__DOCUMENT TEXT__
The label on my 91% Isopropyl says the other 9% is distilled water. Since we’re all diluting our various alcohol formulations with distilled water anyway, why does 9% already added make Isopropyl unsuitable? Does it contain other impurities? Is the distilled water it contains not distilled enough?
Not criticizing, seeking knowledge.
BTW, have you tried making coffee with distilled water? It’s quite different: pure coffee flavour, with no added mineral tastes. I love it... but coffee is a very personal thing...
91% isopropyl is perfect to use on records. Fully soak a large cotton ball until it’s dripping wet and with a good amount of pressure wipe the record back and forth in the direction of the grooves. After going around the entire thing several times and covering all tracks including runout, get a new cotton ball and repeat the process. Keep doing this until the fresh cotton ball remains white and no longer picks up residue. Wave to dry and start on the next side. Use carbon brush several times prior to playing to clean off any small fibers.
Not all surface debris is light fluffy dust — some is gritty and abrasive. Wiping "with a good amount of pressure" worries me, it might grind that stuff in, drag it around, and premanently scar the vinyl. Have you encountered that, Invictus?
I have just spoken with Duane Goldman (The Disc Doctor) who called on a different topic.  Duane has spent his life studying record cleaning as a chemist.  Duane mixes record cleaner used by the Library of Congress and other archiving organizations.   He s VERY familiar with the vinyl compounds and record material contaminants as well as foreign materials that find their way into record and lacquer grooves.  I asked Duane specifically about using isopropyl alcohol on vinyl.  

Duane contributed the following FACTS to the discussion, but won't post. If you want to confirm this, just call him and ask for FACTS about using isopropyl alcohol on vinyl records.

Without posting his string of "colorful descriptions" of those who would ruin their records with Isopropyl alcohol, he indicated that the use of 0% of isopropyl alcohol is the acceptable threshold, but not more than 0%.  

NO ISOPROPYL ALCOHOL ON RECORDS.  This issue was resolved in the late 70's but some people still choose to ignore the actual scientific facts related to this topic.

Isopropyl alcohol does not dissolve the specific foreign material in the grooves which is the mold release and associated mildew.  

I described the @invictus005 method using cotton balls and 91% isopropyl alcohol.  He said it would leach out the plasticizers which can never be replaced.   Use  NO ISOPROPYL ALCOHOL ON RECORDS.

__JOBS__
1. In the discussion about cleaning vinyl with isopropyl alcohol, what reasons does the consulted chemist give for keeping it off records? Answer in one to three sentences.
2. Write the next post in the discussion about cleaning vinyl with isopropyl alcohol, picking up after its final post.
The lines after this point come from a different source.

__RAW DATA__
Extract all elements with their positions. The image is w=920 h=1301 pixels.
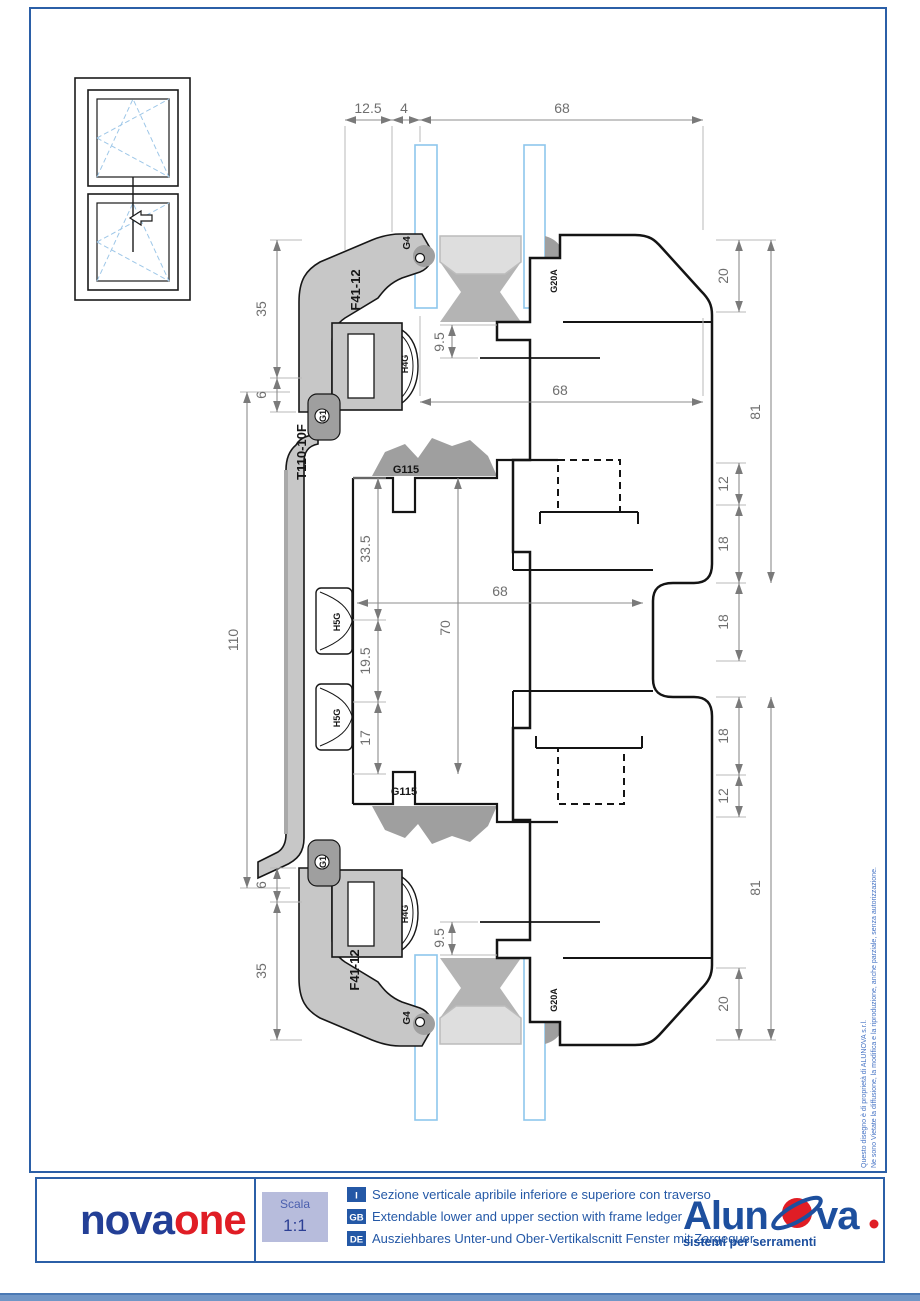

__RESPONSES BY TASK__
1. Isopropyl alcohol does not dissolve the foreign material in the grooves, which is the mold release and associated mildew. It would also leach out the plasticizers, which can never be replaced.

2.
So the readers of this thread can either take the word of a chemist who has been studying record and lacquer surfaces his entire life or @invictus005 who is someone who can't even identify what the material is that he is trying to remove.

I do not use as I read, that overtime it can cause vinyl to become brittle. That’s reason enough for me to stay away....far away.

Here is THE question... Why do people want to use isopropyl alcohol? What factor does isopropyl alcohol have that would lend itself a great cleaning agent on vinyl records? Have the Isopropyl alcohol proponents tried/used other methods? If yes, let's hear of them and their/both long term affects.


Sorry but your post makes no sense to me.

Happy Listening!

@slaw My post makes perfect sense.  Isopropanol should NOT be used on records.  Period.  It does not clean off the substances that need to be removed from the grooves of vinyl records and removes the plasticizers that need to remain on the records.

So you are saying it removes plasticizers that need to remain on records is the best thing?

I think you need to re-word your post my friend.
Yes, the plasticizers are needed to preserve the vinyl.  Sorry for the confusion.
invictus005 - you dispute chemistry and facts?  Really?  And who is the crazy one?
Nobody uses this anymore there are great fluids without alcohol.Good luck though.
bpoletti, After a search of the scientific literature to support your claim (which I have heard before this) that alcohol removes plasticizers from LPs and could by that mechanism damage them, I found exactly one reference, which is contained in a review article published in 1991.  Unfortunately, I cannot access that article in order to evaluate the evidence for myself.  Can you provide same?

I have a feeling that the plasticizers are associated with the PVC in such a way as to at least inhibit their leaching out by alcohol, and moreover that the cautious use of alcohol at a dilute concentration would be harmless.  (I would not use 98% isopropanol.  No. And I don't wash my LPs more than once or twice, usually right after purchase and maybe once more if there is stubborn surface noise on an LP I otherwise adore.)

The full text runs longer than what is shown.